* _Given instruction_: Return the whole listing, keeping every character the same.

* _Given entries_:
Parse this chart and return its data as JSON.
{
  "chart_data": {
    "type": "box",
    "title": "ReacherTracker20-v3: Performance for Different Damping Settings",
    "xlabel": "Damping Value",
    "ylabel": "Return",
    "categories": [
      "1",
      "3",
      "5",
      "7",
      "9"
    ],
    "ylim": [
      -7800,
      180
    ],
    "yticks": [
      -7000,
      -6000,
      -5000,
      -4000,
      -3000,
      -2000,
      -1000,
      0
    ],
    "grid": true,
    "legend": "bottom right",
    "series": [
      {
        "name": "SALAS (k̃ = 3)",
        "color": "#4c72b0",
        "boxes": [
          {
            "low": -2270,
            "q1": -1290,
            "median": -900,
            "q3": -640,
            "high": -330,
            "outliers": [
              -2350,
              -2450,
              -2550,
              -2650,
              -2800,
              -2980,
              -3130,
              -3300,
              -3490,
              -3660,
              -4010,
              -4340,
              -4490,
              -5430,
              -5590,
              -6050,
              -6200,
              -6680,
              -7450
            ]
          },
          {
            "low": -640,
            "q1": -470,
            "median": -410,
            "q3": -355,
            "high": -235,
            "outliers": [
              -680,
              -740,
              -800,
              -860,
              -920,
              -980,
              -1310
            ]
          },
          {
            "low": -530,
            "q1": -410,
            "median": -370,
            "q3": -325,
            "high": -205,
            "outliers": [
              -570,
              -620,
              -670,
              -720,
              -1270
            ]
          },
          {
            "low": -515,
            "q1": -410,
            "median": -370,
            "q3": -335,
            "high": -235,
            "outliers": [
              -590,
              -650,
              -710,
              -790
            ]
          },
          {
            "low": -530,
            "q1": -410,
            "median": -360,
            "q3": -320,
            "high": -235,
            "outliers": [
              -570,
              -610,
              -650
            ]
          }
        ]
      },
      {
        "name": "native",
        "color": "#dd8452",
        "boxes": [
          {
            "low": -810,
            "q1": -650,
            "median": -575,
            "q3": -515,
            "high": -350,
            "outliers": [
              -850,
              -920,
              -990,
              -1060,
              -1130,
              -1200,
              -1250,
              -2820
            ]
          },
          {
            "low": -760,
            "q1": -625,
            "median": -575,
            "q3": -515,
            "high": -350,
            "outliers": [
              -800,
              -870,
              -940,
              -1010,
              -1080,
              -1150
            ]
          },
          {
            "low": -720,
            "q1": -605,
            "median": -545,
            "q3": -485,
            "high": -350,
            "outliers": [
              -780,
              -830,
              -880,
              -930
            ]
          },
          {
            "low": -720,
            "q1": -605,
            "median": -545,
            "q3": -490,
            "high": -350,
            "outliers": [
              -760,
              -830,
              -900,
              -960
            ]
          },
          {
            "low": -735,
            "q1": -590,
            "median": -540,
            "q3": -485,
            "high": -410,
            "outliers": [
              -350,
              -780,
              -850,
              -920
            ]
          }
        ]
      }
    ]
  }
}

* _Finished exercise_:
Parse this chart and return its data as JSON.
{
  "chart_data": {
    "type": "box",
    "title": "ReacherTracker20-v3: Performance for Different Damping Settings",
    "xlabel": "Damping Value",
    "ylabel": "Return",
    "categories": [
      "1",
      "3",
      "5",
      "7",
      "9"
    ],
    "ylim": [
      -7800,
      180
    ],
    "yticks": [
      -7000,
      -6000,
      -5000,
      -4000,
      -3000,
      -2000,
      -1000,
      0
    ],
    "grid": true,
    "legend": "bottom right",
    "series": [
      {
        "name": "SALAS (k̃ = 3)",
        "color": "#4c72b0",
        "boxes": [
          {
            "low": -2270,
            "q1": -1290,
            "median": -900,
            "q3": -640,
            "high": -330,
            "outliers": [
              -2350,
              -2450,
              -2550,
              -2650,
              -2800,
              -2980,
              -3130,
              -3300,
              -3490,
              -3660,
              -4010,
              -4340,
              -4490,
              -5430,
              -5590,
              -6050,
              -6200,
              -6680,
              -7450
            ]
          },
          {
            "low": -640,
            "q1": -470,
            "median": -410,
            "q3": -355,
            "high": -235,
            "outliers": [
              -680,
              -740,
              -800,
              -860,
              -920,
              -980,
              -1310
            ]
          },
          {
            "low": -530,
            "q1": -410,
            "median": -370,
            "q3": -325,
            "high": -205,
            "outliers": [
              -570,
              -620,
              -670,
              -720,
              -1270
            ]
          },
          {
            "low": -515,
            "q1": -410,
            "median": -370,
            "q3": -335,
            "high": -235,
            "outliers": [
              -590,
              -650,
              -710,
              -790
            ]
          },
          {
            "low": -530,
            "q1": -410,
            "median": -360,
            "q3": -320,
            "high": -235,
            "outliers": [
              -570,
              -610,
              -650
            ]
          }
        ]
      },
      {
        "name": "native",
        "color": "#dd8452",
        "boxes": [
          {
            "low": -810,
            "q1": -650,
            "median": -575,
            "q3": -515,
            "high": -350,
            "outliers": [
              -850,
              -920,
              -990,
              -1060,
              -1130,
              -1200,
              -1250,
              -2820
            ]
          },
          {
            "low": -760,
            "q1": -625,
            "median": -575,
            "q3": -515,
            "high": -350,
            "outliers": [
              -800,
              -870,
              -940,
              -1010,
              -1080,
              -1150
            ]
          },
          {
            "low": -720,
            "q1": -605,
            "median": -545,
            "q3": -485,
            "high": -350,
            "outliers": [
              -780,
              -830,
              -880,
              -930
            ]
          },
          {
            "low": -720,
            "q1": -605,
            "median": -545,
            "q3": -490,
            "high": -350,
            "outliers": [
              -760,
              -830,
              -900,
              -960
            ]
          },
          {
            "low": -735,
            "q1": -590,
            "median": -540,
            "q3": -485,
            "high": -410,
            "outliers": [
              -350,
              -780,
              -850,
              -920
            ]
          }
        ]
      }
    ]
  }
}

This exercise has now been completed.